• **PROBLEM DETAILS**
In the listing below, locate the lines that hold the string "نافذ". Copy those lines.

-- START OF TASK INPUTS --

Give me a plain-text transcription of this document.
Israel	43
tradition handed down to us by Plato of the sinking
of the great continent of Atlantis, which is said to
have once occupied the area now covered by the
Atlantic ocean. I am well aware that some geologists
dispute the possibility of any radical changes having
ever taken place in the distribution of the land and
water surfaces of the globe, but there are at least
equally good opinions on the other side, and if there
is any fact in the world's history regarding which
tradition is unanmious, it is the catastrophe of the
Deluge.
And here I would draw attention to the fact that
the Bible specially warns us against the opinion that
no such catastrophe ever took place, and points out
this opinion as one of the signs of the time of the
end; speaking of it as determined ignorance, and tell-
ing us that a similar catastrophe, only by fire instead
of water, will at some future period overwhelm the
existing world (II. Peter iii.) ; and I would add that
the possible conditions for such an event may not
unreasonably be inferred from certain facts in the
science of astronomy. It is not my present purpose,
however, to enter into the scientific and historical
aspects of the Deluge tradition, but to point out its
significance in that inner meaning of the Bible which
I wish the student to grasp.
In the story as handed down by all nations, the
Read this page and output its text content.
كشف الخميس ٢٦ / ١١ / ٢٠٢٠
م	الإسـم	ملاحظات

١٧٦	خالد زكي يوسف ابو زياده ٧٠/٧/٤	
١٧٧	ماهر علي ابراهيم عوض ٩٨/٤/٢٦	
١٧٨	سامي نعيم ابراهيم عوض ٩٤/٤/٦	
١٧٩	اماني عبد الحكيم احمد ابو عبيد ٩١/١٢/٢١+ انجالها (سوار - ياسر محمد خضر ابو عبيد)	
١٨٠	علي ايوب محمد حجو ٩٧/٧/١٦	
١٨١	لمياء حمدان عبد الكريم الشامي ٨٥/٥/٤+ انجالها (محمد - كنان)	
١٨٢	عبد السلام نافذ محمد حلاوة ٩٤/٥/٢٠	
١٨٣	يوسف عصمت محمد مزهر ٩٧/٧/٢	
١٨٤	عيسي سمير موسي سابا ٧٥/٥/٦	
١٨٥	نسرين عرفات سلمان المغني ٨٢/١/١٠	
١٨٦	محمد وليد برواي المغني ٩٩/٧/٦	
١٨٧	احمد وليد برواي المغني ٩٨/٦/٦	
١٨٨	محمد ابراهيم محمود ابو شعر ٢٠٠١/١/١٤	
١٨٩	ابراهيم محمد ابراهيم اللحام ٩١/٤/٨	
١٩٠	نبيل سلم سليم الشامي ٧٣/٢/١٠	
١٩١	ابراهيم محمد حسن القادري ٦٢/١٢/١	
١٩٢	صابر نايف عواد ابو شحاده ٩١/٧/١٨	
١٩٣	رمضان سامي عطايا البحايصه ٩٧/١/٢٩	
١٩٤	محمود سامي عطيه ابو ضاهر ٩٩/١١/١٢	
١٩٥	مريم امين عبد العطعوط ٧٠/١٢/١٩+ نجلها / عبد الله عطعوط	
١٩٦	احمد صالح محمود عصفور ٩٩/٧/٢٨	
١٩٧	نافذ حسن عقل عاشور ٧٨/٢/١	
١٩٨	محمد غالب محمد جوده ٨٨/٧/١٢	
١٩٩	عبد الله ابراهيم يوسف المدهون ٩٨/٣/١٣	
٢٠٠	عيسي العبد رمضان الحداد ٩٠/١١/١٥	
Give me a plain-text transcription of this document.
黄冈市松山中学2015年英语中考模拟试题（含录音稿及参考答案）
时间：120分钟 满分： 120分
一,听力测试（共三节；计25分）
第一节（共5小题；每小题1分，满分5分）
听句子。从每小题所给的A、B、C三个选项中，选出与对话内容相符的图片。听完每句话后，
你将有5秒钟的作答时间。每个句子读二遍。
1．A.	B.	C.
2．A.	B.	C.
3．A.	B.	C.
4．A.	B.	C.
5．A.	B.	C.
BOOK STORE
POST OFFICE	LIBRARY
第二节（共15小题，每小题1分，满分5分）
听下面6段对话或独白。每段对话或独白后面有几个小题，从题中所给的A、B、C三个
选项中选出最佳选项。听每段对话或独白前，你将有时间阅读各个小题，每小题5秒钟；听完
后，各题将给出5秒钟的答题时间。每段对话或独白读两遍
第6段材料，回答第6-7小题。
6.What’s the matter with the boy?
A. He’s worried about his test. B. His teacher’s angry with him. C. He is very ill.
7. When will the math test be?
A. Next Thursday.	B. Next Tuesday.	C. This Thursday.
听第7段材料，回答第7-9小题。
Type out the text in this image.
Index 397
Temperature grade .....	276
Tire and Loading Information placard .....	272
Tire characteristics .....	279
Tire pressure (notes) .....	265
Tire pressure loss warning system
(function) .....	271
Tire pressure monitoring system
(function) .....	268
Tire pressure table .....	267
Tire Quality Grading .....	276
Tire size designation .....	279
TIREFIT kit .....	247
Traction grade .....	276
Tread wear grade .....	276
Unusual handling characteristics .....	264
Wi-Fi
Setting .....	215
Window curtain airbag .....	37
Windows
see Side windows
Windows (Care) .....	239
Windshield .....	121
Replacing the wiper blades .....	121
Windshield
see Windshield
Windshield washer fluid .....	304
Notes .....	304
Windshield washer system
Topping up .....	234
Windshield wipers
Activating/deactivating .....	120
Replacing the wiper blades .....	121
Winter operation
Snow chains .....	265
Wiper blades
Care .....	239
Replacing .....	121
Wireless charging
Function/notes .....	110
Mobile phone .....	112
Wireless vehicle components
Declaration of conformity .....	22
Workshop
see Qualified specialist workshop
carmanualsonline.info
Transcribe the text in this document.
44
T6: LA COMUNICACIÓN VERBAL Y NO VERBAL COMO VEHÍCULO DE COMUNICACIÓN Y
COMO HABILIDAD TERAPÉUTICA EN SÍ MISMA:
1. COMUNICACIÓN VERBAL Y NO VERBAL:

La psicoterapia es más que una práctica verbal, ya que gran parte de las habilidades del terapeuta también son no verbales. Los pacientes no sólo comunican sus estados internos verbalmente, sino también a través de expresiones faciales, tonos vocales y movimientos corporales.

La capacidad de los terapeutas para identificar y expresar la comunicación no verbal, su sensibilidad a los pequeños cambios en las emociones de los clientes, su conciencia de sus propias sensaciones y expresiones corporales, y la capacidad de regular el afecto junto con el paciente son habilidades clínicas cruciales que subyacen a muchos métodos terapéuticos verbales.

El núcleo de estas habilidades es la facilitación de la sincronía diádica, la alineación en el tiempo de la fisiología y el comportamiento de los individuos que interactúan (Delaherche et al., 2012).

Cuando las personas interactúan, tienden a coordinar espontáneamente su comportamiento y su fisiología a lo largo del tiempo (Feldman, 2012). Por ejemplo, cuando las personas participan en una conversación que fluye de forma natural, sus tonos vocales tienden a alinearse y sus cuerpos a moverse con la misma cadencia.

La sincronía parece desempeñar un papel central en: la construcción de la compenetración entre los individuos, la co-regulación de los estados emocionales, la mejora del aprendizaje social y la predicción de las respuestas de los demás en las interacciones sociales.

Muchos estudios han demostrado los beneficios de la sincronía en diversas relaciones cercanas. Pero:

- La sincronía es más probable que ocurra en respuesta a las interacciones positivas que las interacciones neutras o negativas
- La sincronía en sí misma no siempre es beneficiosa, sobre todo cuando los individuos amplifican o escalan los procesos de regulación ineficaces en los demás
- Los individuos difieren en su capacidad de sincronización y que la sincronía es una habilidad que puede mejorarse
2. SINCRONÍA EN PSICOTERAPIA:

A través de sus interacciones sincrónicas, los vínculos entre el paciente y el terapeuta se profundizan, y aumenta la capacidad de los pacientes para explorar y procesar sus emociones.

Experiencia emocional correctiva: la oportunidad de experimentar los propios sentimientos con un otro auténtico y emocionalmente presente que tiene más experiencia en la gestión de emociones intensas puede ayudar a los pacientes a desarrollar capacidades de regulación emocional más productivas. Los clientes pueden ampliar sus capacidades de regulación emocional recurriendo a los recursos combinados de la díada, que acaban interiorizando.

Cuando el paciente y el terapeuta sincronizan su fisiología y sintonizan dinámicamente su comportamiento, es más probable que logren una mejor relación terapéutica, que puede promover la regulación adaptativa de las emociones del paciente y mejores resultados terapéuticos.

-- END OF TASK INPUTS --

• **RESULT OF THIS TASK**
١٨٢	عبد السلام نافذ محمد حلاوة ٩٤/٥/٢٠	
١٩٧	نافذ حسن عقل عاشور ٧٨/٢/١	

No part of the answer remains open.